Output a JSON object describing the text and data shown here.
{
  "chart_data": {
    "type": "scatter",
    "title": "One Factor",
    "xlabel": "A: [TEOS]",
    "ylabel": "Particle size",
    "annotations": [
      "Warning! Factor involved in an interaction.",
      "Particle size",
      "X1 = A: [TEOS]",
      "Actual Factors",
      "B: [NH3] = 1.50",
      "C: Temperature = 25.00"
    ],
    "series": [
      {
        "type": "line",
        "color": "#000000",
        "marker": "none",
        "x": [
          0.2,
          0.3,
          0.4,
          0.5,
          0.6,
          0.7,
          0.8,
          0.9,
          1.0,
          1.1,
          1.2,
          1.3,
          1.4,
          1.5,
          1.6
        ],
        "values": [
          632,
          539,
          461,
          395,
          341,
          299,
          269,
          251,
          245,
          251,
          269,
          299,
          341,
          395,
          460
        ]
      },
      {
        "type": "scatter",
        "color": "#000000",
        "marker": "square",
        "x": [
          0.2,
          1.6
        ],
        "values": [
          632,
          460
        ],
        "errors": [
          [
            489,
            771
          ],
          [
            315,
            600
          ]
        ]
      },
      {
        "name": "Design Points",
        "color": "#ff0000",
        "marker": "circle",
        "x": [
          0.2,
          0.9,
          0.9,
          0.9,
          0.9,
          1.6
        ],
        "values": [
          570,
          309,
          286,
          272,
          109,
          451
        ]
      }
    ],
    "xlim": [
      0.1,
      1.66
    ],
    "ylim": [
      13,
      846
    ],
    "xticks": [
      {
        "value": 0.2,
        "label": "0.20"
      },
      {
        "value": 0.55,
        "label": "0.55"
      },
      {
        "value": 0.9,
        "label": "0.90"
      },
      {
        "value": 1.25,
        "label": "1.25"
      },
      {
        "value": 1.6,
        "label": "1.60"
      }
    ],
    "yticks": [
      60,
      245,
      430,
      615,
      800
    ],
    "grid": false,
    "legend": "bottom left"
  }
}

= Written instruction =
Work through the data and report how many of its lines hold the word "Particle", giving only the figure.

= Task answer =
2